Passage given ::
######
Cléo Hickmann

Personal information
- Full name: Cléo Inácio Hickmann
- Date of birth: 9 February 1959 (age 66)
- Place of birth: Venâncio Aires, Brazil
- Position: Midfielder

Youth career
- –1977: Internacional

Senior career*
- Years: Team / Apps / (Gls)
- 1977–1981: Internacional
- 1980–1981: → América-SP (loan)
- 1982: Barcelona B
- 1983–1985: Palmeiras / 56 / (13)
- 1983: → Flamengo (loan) / 12 / (0)
- 1984–1985: → America-RJ (loan)
- 1986–1988: Sport Recife
- 1988: Grêmio Maringá
- 1989: Vila Nova
- 1990: Novo Hamburgo

International career
- 1979–1980: Brazil Olympic / 10 / (1)

Medal record
Men's Football
Representing Brazil
Pan American Games
| Winner | 1979 San Juan |  |

= Cléo Hickmann =

Brazilian footballer

Cléo Hickmann (born 9 February 1959), is a Brazilian former professional footballer who played as a midfielder.
######
Raw data ::
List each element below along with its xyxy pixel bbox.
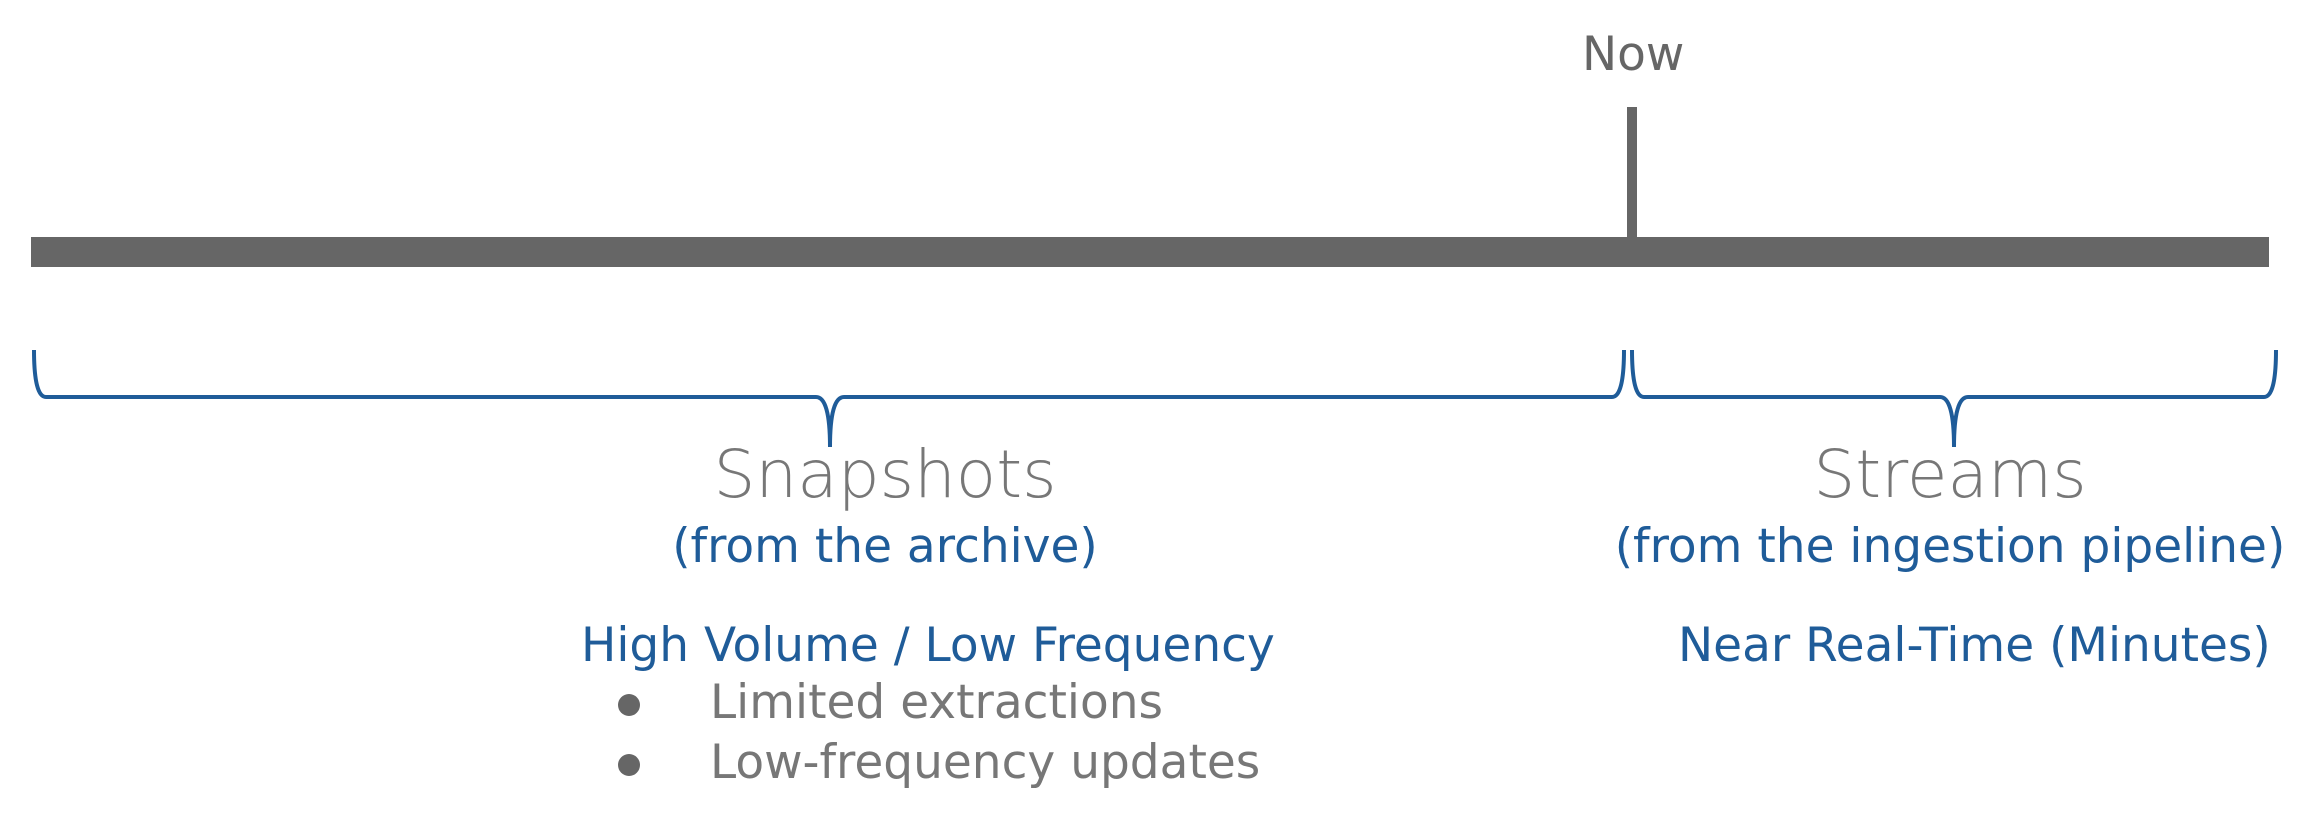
######
Short task 1 :: According to the Cléo Hickmann page, which club did he join on loan in 1983 while he was with Palmeiras?
Short task 2 :: For each statement, say whether it agrees with the Cléo Hickmann page, and quote the words that decide it: (a) He was born in Venâncio Aires, Brazil. (b) He played as a forward. (c) He played for Sport Recife from 1986 to 1988.
Short task 3 :: Continue the Cléo Hickmann page from its last sentence.

Task output 1 :: Flamengo.

Task output 2 ::
(a) Yes: "Place of birth: Venâncio Aires, Brazil"
(b) No: "played as a midfielder"
(c) Yes: "1986–1988: Sport Recife"

Task output 3 ::
==Career==

Revealed in the youth sectors of Internacional, he played for several clubs throughout Brazil, however, due to the various injuries he suffered, he ended up not establishing himself. Made 56 appearances for Palmeiras and 12 for Flamengo.

==International career==

Cléo was part of the Olympic team of Brazil in 1979, being champion of the San Juan Pan American Games, and of the 1980 CONMEBOL Pre-Olympic Tournament this time without repeating the success and not qualifying for Moscow.

==Personal life==

Cléo is brother of the also footballer Amauri Hickmann, and cousin of the TV presenter and model Ana Hickmann. After retiring from football he worked as a car salesman. He is also the agent of some players.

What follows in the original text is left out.